_Request_
Reproduce the lines of the material exactly, excluding every image.

_Stored rows_
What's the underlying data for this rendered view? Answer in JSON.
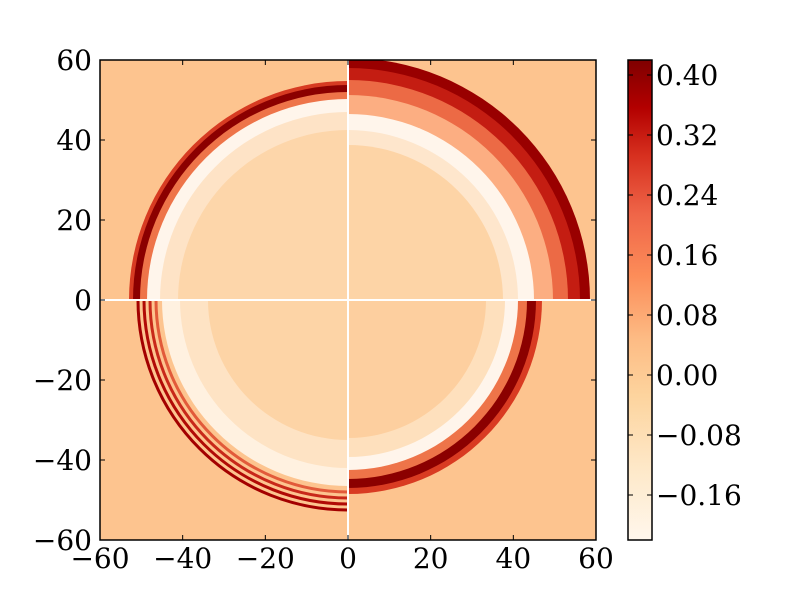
{
  "chart_data": {
    "type": "heatmap",
    "title": "",
    "xlabel": "",
    "ylabel": "",
    "xlim": [
      -60,
      60
    ],
    "ylim": [
      -60,
      60
    ],
    "x_ticks": [
      -60,
      -40,
      -20,
      0,
      20,
      40,
      60
    ],
    "y_ticks": [
      -60,
      -40,
      -20,
      0,
      20,
      40,
      60
    ],
    "x_tick_labels": [
      "−60",
      "−40",
      "−20",
      "0",
      "20",
      "40",
      "60"
    ],
    "y_tick_labels": [
      "−60",
      "−40",
      "−20",
      "0",
      "20",
      "40",
      "60"
    ],
    "colormap": "OrRd",
    "background_value": 0.0,
    "divider_lines": [
      0,
      0
    ],
    "colorbar": {
      "vmin": -0.22,
      "vmax": 0.42,
      "ticks": [
        0.4,
        0.32,
        0.24,
        0.16,
        0.08,
        0.0,
        -0.08,
        -0.16
      ],
      "tick_labels": [
        "0.40",
        "0.32",
        "0.24",
        "0.16",
        "0.08",
        "0.00",
        "−0.08",
        "−0.16"
      ]
    },
    "quadrants": [
      {
        "name": "upper-left",
        "ring_radius": 53,
        "peak_value": 0.42,
        "trough_radius": 48,
        "trough_value": -0.2,
        "outside": "background"
      },
      {
        "name": "upper-right",
        "ring_radius": 60,
        "peak_value": 0.42,
        "trough_radius": 42,
        "trough_value": -0.22,
        "outside": "blank"
      },
      {
        "name": "lower-left",
        "ring_radius": 52,
        "peak_value": 0.4,
        "trough_radius": 40,
        "trough_value": -0.1,
        "ripples": 4,
        "outside": "background"
      },
      {
        "name": "lower-right",
        "ring_radius": 46,
        "peak_value": 0.42,
        "trough_radius": 41,
        "trough_value": -0.2,
        "outside": "background"
      }
    ],
    "colors": {
      "background": "#fdc48f",
      "divider": "#ffffff",
      "frame": "#000000"
    }
  }
}
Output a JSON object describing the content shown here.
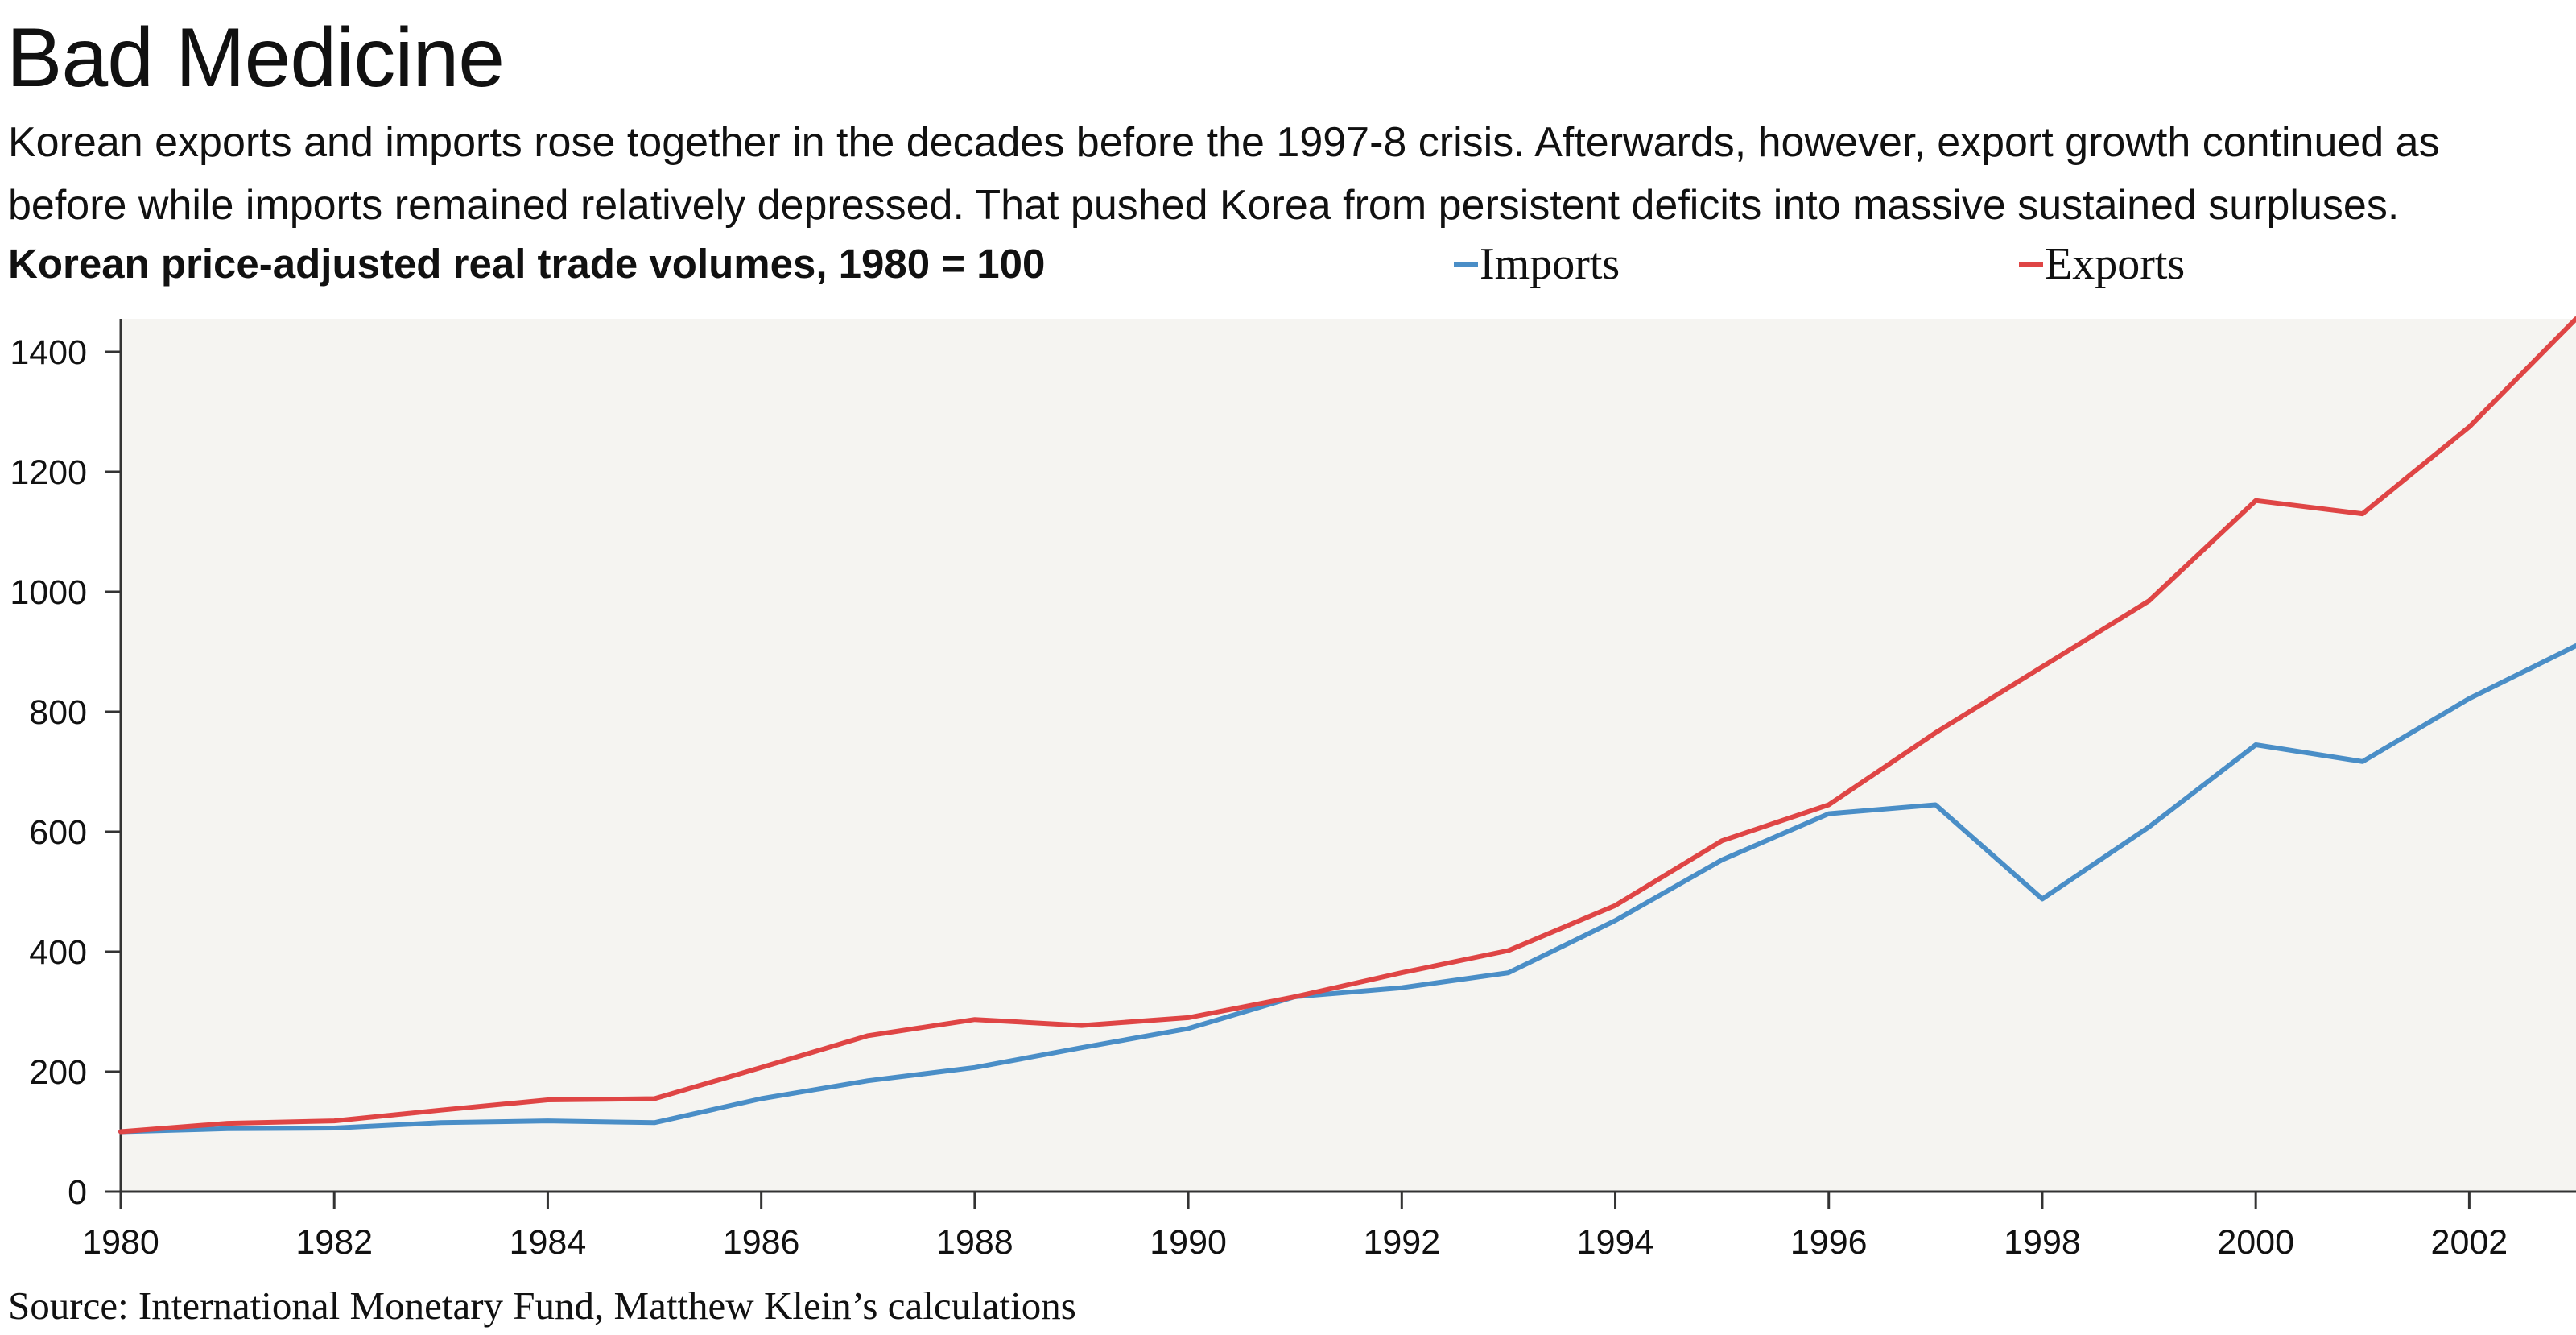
{
  "title": "Bad Medicine",
  "subtitle": "Korean exports and imports rose together in the decades before the 1997-8 crisis. Afterwards, however, export growth continued as before while imports remained relatively depressed. That pushed Korea from persistent deficits into massive sustained surpluses.",
  "source": "Source: International Monetary Fund, Matthew Klein’s calculations",
  "colors": {
    "imports": "#4a8ec7",
    "exports": "#df4545",
    "plot_background": "#f5f4f1",
    "axis": "#333333"
  },
  "chart_data": {
    "type": "line",
    "title": "Korean price-adjusted real trade volumes, 1980 = 100",
    "xlabel": "",
    "ylabel": "",
    "x": [
      1980,
      1981,
      1982,
      1983,
      1984,
      1985,
      1986,
      1987,
      1988,
      1989,
      1990,
      1991,
      1992,
      1993,
      1994,
      1995,
      1996,
      1997,
      1998,
      1999,
      2000,
      2001,
      2002,
      2003
    ],
    "series": [
      {
        "name": "Imports",
        "color": "#4a8ec7",
        "values": [
          100,
          105,
          106,
          115,
          118,
          115,
          155,
          185,
          207,
          240,
          272,
          325,
          340,
          365,
          452,
          553,
          630,
          645,
          488,
          608,
          745,
          717,
          822,
          910
        ]
      },
      {
        "name": "Exports",
        "color": "#df4545",
        "values": [
          100,
          114,
          118,
          136,
          153,
          155,
          207,
          260,
          287,
          277,
          290,
          325,
          365,
          402,
          477,
          585,
          645,
          765,
          875,
          985,
          1152,
          1130,
          1275,
          1455
        ]
      }
    ],
    "xlim": [
      1980,
      2003
    ],
    "ylim": [
      0,
      1455
    ],
    "x_ticks": [
      "1980",
      "1982",
      "1984",
      "1986",
      "1988",
      "1990",
      "1992",
      "1994",
      "1996",
      "1998",
      "2000",
      "2002"
    ],
    "y_ticks": [
      "0",
      "200",
      "400",
      "600",
      "800",
      "1000",
      "1200",
      "1400"
    ],
    "grid": false,
    "legend_position": "top"
  }
}
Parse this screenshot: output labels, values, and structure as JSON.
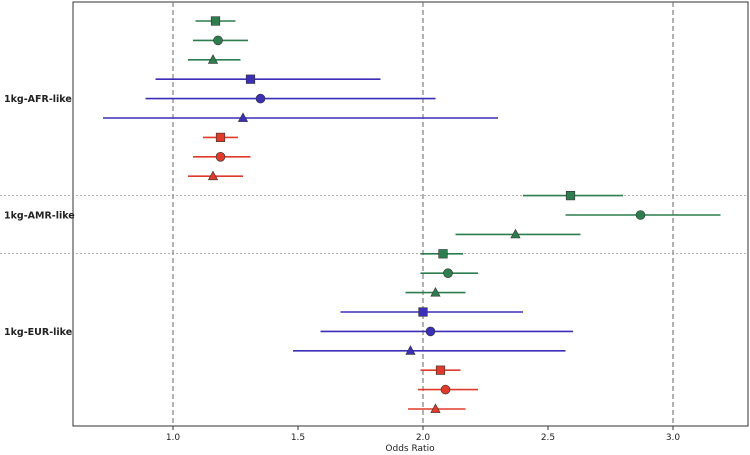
{
  "chart_data": {
    "type": "forest",
    "title": "",
    "xlabel": "Odds Ratio",
    "ylabel": "",
    "xlim": [
      0.6,
      3.3
    ],
    "xticks": [
      "1.0",
      "1.5",
      "2.0",
      "2.5",
      "3.0"
    ],
    "xtick_values": [
      1.0,
      1.5,
      2.0,
      2.5,
      3.0
    ],
    "vlines": [
      1.0,
      2.0,
      3.0
    ],
    "colors": {
      "green": "#2e7d4f",
      "blue": "#3b2fb8",
      "red": "#e03a2a"
    },
    "groups": [
      {
        "label": "1kg-AFR-like",
        "rows": [
          {
            "color": "green",
            "marker": "square",
            "or": 1.17,
            "lo": 1.09,
            "hi": 1.25
          },
          {
            "color": "green",
            "marker": "circle",
            "or": 1.18,
            "lo": 1.08,
            "hi": 1.3
          },
          {
            "color": "green",
            "marker": "triangle",
            "or": 1.16,
            "lo": 1.06,
            "hi": 1.27
          },
          {
            "color": "blue",
            "marker": "square",
            "or": 1.31,
            "lo": 0.93,
            "hi": 1.83
          },
          {
            "color": "blue",
            "marker": "circle",
            "or": 1.35,
            "lo": 0.89,
            "hi": 2.05
          },
          {
            "color": "blue",
            "marker": "triangle",
            "or": 1.28,
            "lo": 0.72,
            "hi": 2.3
          },
          {
            "color": "red",
            "marker": "square",
            "or": 1.19,
            "lo": 1.12,
            "hi": 1.26
          },
          {
            "color": "red",
            "marker": "circle",
            "or": 1.19,
            "lo": 1.08,
            "hi": 1.31
          },
          {
            "color": "red",
            "marker": "triangle",
            "or": 1.16,
            "lo": 1.06,
            "hi": 1.28
          }
        ]
      },
      {
        "label": "1kg-AMR-like",
        "rows": [
          {
            "color": "green",
            "marker": "square",
            "or": 2.59,
            "lo": 2.4,
            "hi": 2.8
          },
          {
            "color": "green",
            "marker": "circle",
            "or": 2.87,
            "lo": 2.57,
            "hi": 3.19
          },
          {
            "color": "green",
            "marker": "triangle",
            "or": 2.37,
            "lo": 2.13,
            "hi": 2.63
          }
        ]
      },
      {
        "label": "1kg-EUR-like",
        "rows": [
          {
            "color": "green",
            "marker": "square",
            "or": 2.08,
            "lo": 1.99,
            "hi": 2.16
          },
          {
            "color": "green",
            "marker": "circle",
            "or": 2.1,
            "lo": 1.99,
            "hi": 2.22
          },
          {
            "color": "green",
            "marker": "triangle",
            "or": 2.05,
            "lo": 1.93,
            "hi": 2.17
          },
          {
            "color": "blue",
            "marker": "square",
            "or": 2.0,
            "lo": 1.67,
            "hi": 2.4
          },
          {
            "color": "blue",
            "marker": "circle",
            "or": 2.03,
            "lo": 1.59,
            "hi": 2.6
          },
          {
            "color": "blue",
            "marker": "triangle",
            "or": 1.95,
            "lo": 1.48,
            "hi": 2.57
          },
          {
            "color": "red",
            "marker": "square",
            "or": 2.07,
            "lo": 1.99,
            "hi": 2.15
          },
          {
            "color": "red",
            "marker": "circle",
            "or": 2.09,
            "lo": 1.98,
            "hi": 2.22
          },
          {
            "color": "red",
            "marker": "triangle",
            "or": 2.05,
            "lo": 1.94,
            "hi": 2.17
          }
        ]
      }
    ]
  }
}
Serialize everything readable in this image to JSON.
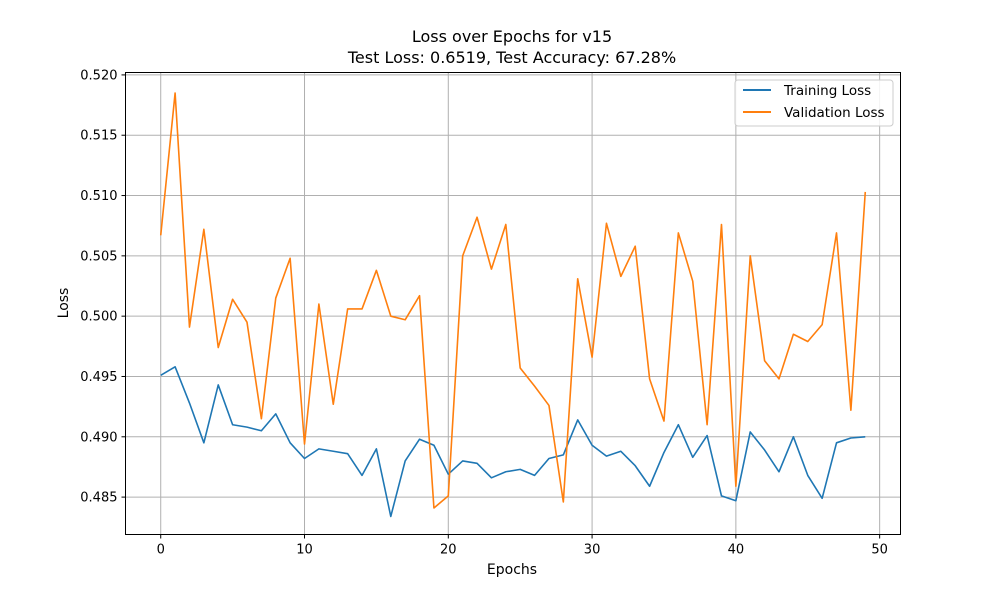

_In response_
What's the underlying data for this rendered view? Answer in JSON.
{
  "chart_data": {
    "type": "heatmap",
    "title": "",
    "xlabel": "",
    "ylabel": "",
    "xlim": [
      -60,
      60
    ],
    "ylim": [
      -60,
      60
    ],
    "x_ticks": [
      -60,
      -40,
      -20,
      0,
      20,
      40,
      60
    ],
    "y_ticks": [
      -60,
      -40,
      -20,
      0,
      20,
      40,
      60
    ],
    "x_tick_labels": [
      "−60",
      "−40",
      "−20",
      "0",
      "20",
      "40",
      "60"
    ],
    "y_tick_labels": [
      "−60",
      "−40",
      "−20",
      "0",
      "20",
      "40",
      "60"
    ],
    "colormap": "OrRd",
    "background_value": 0.0,
    "divider_lines": [
      0,
      0
    ],
    "colorbar": {
      "vmin": -0.22,
      "vmax": 0.42,
      "ticks": [
        0.4,
        0.32,
        0.24,
        0.16,
        0.08,
        0.0,
        -0.08,
        -0.16
      ],
      "tick_labels": [
        "0.40",
        "0.32",
        "0.24",
        "0.16",
        "0.08",
        "0.00",
        "−0.08",
        "−0.16"
      ]
    },
    "quadrants": [
      {
        "name": "upper-left",
        "ring_radius": 53,
        "peak_value": 0.42,
        "trough_radius": 48,
        "trough_value": -0.2,
        "outside": "background"
      },
      {
        "name": "upper-right",
        "ring_radius": 60,
        "peak_value": 0.42,
        "trough_radius": 42,
        "trough_value": -0.22,
        "outside": "blank"
      },
      {
        "name": "lower-left",
        "ring_radius": 52,
        "peak_value": 0.4,
        "trough_radius": 40,
        "trough_value": -0.1,
        "ripples": 4,
        "outside": "background"
      },
      {
        "name": "lower-right",
        "ring_radius": 46,
        "peak_value": 0.42,
        "trough_radius": 41,
        "trough_value": -0.2,
        "outside": "background"
      }
    ],
    "colors": {
      "background": "#fdc48f",
      "divider": "#ffffff",
      "frame": "#000000"
    }
  }
}
Output a JSON object describing the content shown here.
{
  "title": "Bad Medicine",
  "subtitle": "Korean exports and imports rose together in the decades before the 1997-8 crisis. Afterwards, however, export growth continued as before while imports remained relatively depressed. That pushed Korea from persistent deficits into massive sustained surpluses.",
  "source": "Source: International Monetary Fund, Matthew Klein’s calculations",
  "colors": {
    "imports": "#4a8ec7",
    "exports": "#df4545",
    "plot_background": "#f5f4f1",
    "axis": "#333333"
  },
  "chart_data": {
    "type": "line",
    "title": "Korean price-adjusted real trade volumes, 1980 = 100",
    "xlabel": "",
    "ylabel": "",
    "x": [
      1980,
      1981,
      1982,
      1983,
      1984,
      1985,
      1986,
      1987,
      1988,
      1989,
      1990,
      1991,
      1992,
      1993,
      1994,
      1995,
      1996,
      1997,
      1998,
      1999,
      2000,
      2001,
      2002,
      2003
    ],
    "series": [
      {
        "name": "Imports",
        "color": "#4a8ec7",
        "values": [
          100,
          105,
          106,
          115,
          118,
          115,
          155,
          185,
          207,
          240,
          272,
          325,
          340,
          365,
          452,
          553,
          630,
          645,
          488,
          608,
          745,
          717,
          822,
          910
        ]
      },
      {
        "name": "Exports",
        "color": "#df4545",
        "values": [
          100,
          114,
          118,
          136,
          153,
          155,
          207,
          260,
          287,
          277,
          290,
          325,
          365,
          402,
          477,
          585,
          645,
          765,
          875,
          985,
          1152,
          1130,
          1275,
          1455
        ]
      }
    ],
    "xlim": [
      1980,
      2003
    ],
    "ylim": [
      0,
      1455
    ],
    "x_ticks": [
      "1980",
      "1982",
      "1984",
      "1986",
      "1988",
      "1990",
      "1992",
      "1994",
      "1996",
      "1998",
      "2000",
      "2002"
    ],
    "y_ticks": [
      "0",
      "200",
      "400",
      "600",
      "800",
      "1000",
      "1200",
      "1400"
    ],
    "grid": false,
    "legend_position": "top"
  }
}
Parse this screenshot: output labels, values, and structure as JSON.
{
  "chart_data": {
    "type": "forest",
    "title": "",
    "xlabel": "Odds Ratio",
    "ylabel": "",
    "xlim": [
      0.6,
      3.3
    ],
    "xticks": [
      "1.0",
      "1.5",
      "2.0",
      "2.5",
      "3.0"
    ],
    "xtick_values": [
      1.0,
      1.5,
      2.0,
      2.5,
      3.0
    ],
    "vlines": [
      1.0,
      2.0,
      3.0
    ],
    "colors": {
      "green": "#2e7d4f",
      "blue": "#3b2fb8",
      "red": "#e03a2a"
    },
    "groups": [
      {
        "label": "1kg-AFR-like",
        "rows": [
          {
            "color": "green",
            "marker": "square",
            "or": 1.17,
            "lo": 1.09,
            "hi": 1.25
          },
          {
            "color": "green",
            "marker": "circle",
            "or": 1.18,
            "lo": 1.08,
            "hi": 1.3
          },
          {
            "color": "green",
            "marker": "triangle",
            "or": 1.16,
            "lo": 1.06,
            "hi": 1.27
          },
          {
            "color": "blue",
            "marker": "square",
            "or": 1.31,
            "lo": 0.93,
            "hi": 1.83
          },
          {
            "color": "blue",
            "marker": "circle",
            "or": 1.35,
            "lo": 0.89,
            "hi": 2.05
          },
          {
            "color": "blue",
            "marker": "triangle",
            "or": 1.28,
            "lo": 0.72,
            "hi": 2.3
          },
          {
            "color": "red",
            "marker": "square",
            "or": 1.19,
            "lo": 1.12,
            "hi": 1.26
          },
          {
            "color": "red",
            "marker": "circle",
            "or": 1.19,
            "lo": 1.08,
            "hi": 1.31
          },
          {
            "color": "red",
            "marker": "triangle",
            "or": 1.16,
            "lo": 1.06,
            "hi": 1.28
          }
        ]
      },
      {
        "label": "1kg-AMR-like",
        "rows": [
          {
            "color": "green",
            "marker": "square",
            "or": 2.59,
            "lo": 2.4,
            "hi": 2.8
          },
          {
            "color": "green",
            "marker": "circle",
            "or": 2.87,
            "lo": 2.57,
            "hi": 3.19
          },
          {
            "color": "green",
            "marker": "triangle",
            "or": 2.37,
            "lo": 2.13,
            "hi": 2.63
          }
        ]
      },
      {
        "label": "1kg-EUR-like",
        "rows": [
          {
            "color": "green",
            "marker": "square",
            "or": 2.08,
            "lo": 1.99,
            "hi": 2.16
          },
          {
            "color": "green",
            "marker": "circle",
            "or": 2.1,
            "lo": 1.99,
            "hi": 2.22
          },
          {
            "color": "green",
            "marker": "triangle",
            "or": 2.05,
            "lo": 1.93,
            "hi": 2.17
          },
          {
            "color": "blue",
            "marker": "square",
            "or": 2.0,
            "lo": 1.67,
            "hi": 2.4
          },
          {
            "color": "blue",
            "marker": "circle",
            "or": 2.03,
            "lo": 1.59,
            "hi": 2.6
          },
          {
            "color": "blue",
            "marker": "triangle",
            "or": 1.95,
            "lo": 1.48,
            "hi": 2.57
          },
          {
            "color": "red",
            "marker": "square",
            "or": 2.07,
            "lo": 1.99,
            "hi": 2.15
          },
          {
            "color": "red",
            "marker": "circle",
            "or": 2.09,
            "lo": 1.98,
            "hi": 2.22
          },
          {
            "color": "red",
            "marker": "triangle",
            "or": 2.05,
            "lo": 1.94,
            "hi": 2.17
          }
        ]
      }
    ]
  }
}
Serialize everything readable in this image to JSON.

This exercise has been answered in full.